**WORK REQUIRED**.
Every record below should be written out exactly; pictures stay out.
··· EXTRACTED ENTRIES ···
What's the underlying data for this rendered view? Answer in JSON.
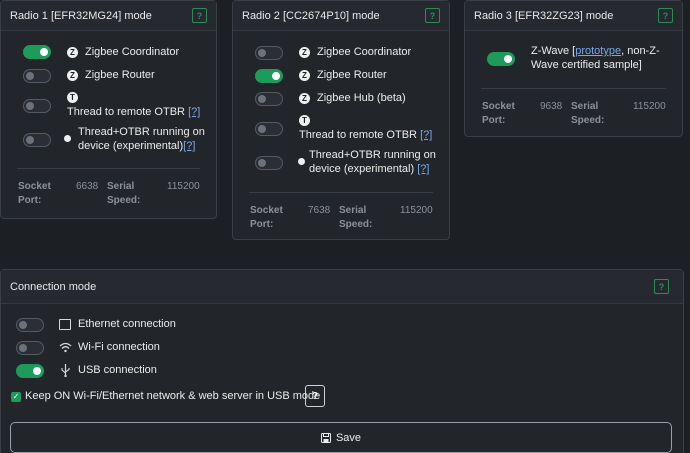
{
  "radio1": {
    "title": "Radio 1 [EFR32MG24] mode",
    "help": "?",
    "options": [
      {
        "label": "Zigbee Coordinator",
        "on": true
      },
      {
        "label": "Zigbee Router",
        "on": false
      },
      {
        "label": "Thread to remote OTBR",
        "link": "[?]",
        "on": false
      },
      {
        "label_line1": "Thread+OTBR running on",
        "label_line2": "device (experimental)",
        "link": "[?]",
        "on": false
      }
    ],
    "socket_port_label_1": "Socket",
    "socket_port_label_2": "Port:",
    "socket_port_value": "6638",
    "serial_speed_label_1": "Serial",
    "serial_speed_label_2": "Speed:",
    "serial_speed_value": "115200"
  },
  "radio2": {
    "title": "Radio 2 [CC2674P10] mode",
    "help": "?",
    "options": [
      {
        "label": "Zigbee Coordinator",
        "on": false
      },
      {
        "label": "Zigbee Router",
        "on": true
      },
      {
        "label": "Zigbee Hub (beta)",
        "on": false
      },
      {
        "label": "Thread to remote OTBR",
        "link": "[?]",
        "on": false
      },
      {
        "label_line1": "Thread+OTBR running on",
        "label_line2": "device (experimental)",
        "link": "[?]",
        "on": false
      }
    ],
    "socket_port_label_1": "Socket",
    "socket_port_label_2": "Port:",
    "socket_port_value": "7638",
    "serial_speed_label_1": "Serial",
    "serial_speed_label_2": "Speed:",
    "serial_speed_value": "115200"
  },
  "radio3": {
    "title": "Radio 3 [EFR32ZG23] mode",
    "help": "?",
    "option": {
      "label_pre": "Z-Wave [",
      "link": "prototype",
      "label_post": ", non-Z-",
      "label_line2": "Wave certified sample]",
      "on": true
    },
    "socket_port_label_1": "Socket",
    "socket_port_label_2": "Port:",
    "socket_port_value": "9638",
    "serial_speed_label_1": "Serial",
    "serial_speed_label_2": "Speed:",
    "serial_speed_value": "115200"
  },
  "connection": {
    "title": "Connection mode",
    "help": "?",
    "options": [
      {
        "label": "Ethernet connection",
        "icon": "ethernet-icon",
        "on": false
      },
      {
        "label": "Wi-Fi connection",
        "icon": "wifi-icon",
        "on": false
      },
      {
        "label": "USB connection",
        "icon": "usb-icon",
        "on": true
      }
    ],
    "keep_on_label": "Keep ON Wi-Fi/Ethernet network & web server in USB mode",
    "keep_on_checked": true,
    "keep_on_help": "?"
  },
  "save_label": "Save",
  "colors": {
    "accent": "#1e9a5a",
    "background": "#1c1f24",
    "card": "#22262b",
    "link": "#7aa7e6"
  }
}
···
**TASK RESULT**.
What's the underlying data for this rendered view? Answer in JSON.
{
  "radio1": {
    "title": "Radio 1 [EFR32MG24] mode",
    "help": "?",
    "options": [
      {
        "label": "Zigbee Coordinator",
        "on": true
      },
      {
        "label": "Zigbee Router",
        "on": false
      },
      {
        "label": "Thread to remote OTBR",
        "link": "[?]",
        "on": false
      },
      {
        "label_line1": "Thread+OTBR running on",
        "label_line2": "device (experimental)",
        "link": "[?]",
        "on": false
      }
    ],
    "socket_port_label_1": "Socket",
    "socket_port_label_2": "Port:",
    "socket_port_value": "6638",
    "serial_speed_label_1": "Serial",
    "serial_speed_label_2": "Speed:",
    "serial_speed_value": "115200"
  },
  "radio2": {
    "title": "Radio 2 [CC2674P10] mode",
    "help": "?",
    "options": [
      {
        "label": "Zigbee Coordinator",
        "on": false
      },
      {
        "label": "Zigbee Router",
        "on": true
      },
      {
        "label": "Zigbee Hub (beta)",
        "on": false
      },
      {
        "label": "Thread to remote OTBR",
        "link": "[?]",
        "on": false
      },
      {
        "label_line1": "Thread+OTBR running on",
        "label_line2": "device (experimental)",
        "link": "[?]",
        "on": false
      }
    ],
    "socket_port_label_1": "Socket",
    "socket_port_label_2": "Port:",
    "socket_port_value": "7638",
    "serial_speed_label_1": "Serial",
    "serial_speed_label_2": "Speed:",
    "serial_speed_value": "115200"
  },
  "radio3": {
    "title": "Radio 3 [EFR32ZG23] mode",
    "help": "?",
    "option": {
      "label_pre": "Z-Wave [",
      "link": "prototype",
      "label_post": ", non-Z-",
      "label_line2": "Wave certified sample]",
      "on": true
    },
    "socket_port_label_1": "Socket",
    "socket_port_label_2": "Port:",
    "socket_port_value": "9638",
    "serial_speed_label_1": "Serial",
    "serial_speed_label_2": "Speed:",
    "serial_speed_value": "115200"
  },
  "connection": {
    "title": "Connection mode",
    "help": "?",
    "options": [
      {
        "label": "Ethernet connection",
        "icon": "ethernet-icon",
        "on": false
      },
      {
        "label": "Wi-Fi connection",
        "icon": "wifi-icon",
        "on": false
      },
      {
        "label": "USB connection",
        "icon": "usb-icon",
        "on": true
      }
    ],
    "keep_on_label": "Keep ON Wi-Fi/Ethernet network & web server in USB mode",
    "keep_on_checked": true,
    "keep_on_help": "?"
  },
  "save_label": "Save",
  "colors": {
    "accent": "#1e9a5a",
    "background": "#1c1f24",
    "card": "#22262b",
    "link": "#7aa7e6"
  }
}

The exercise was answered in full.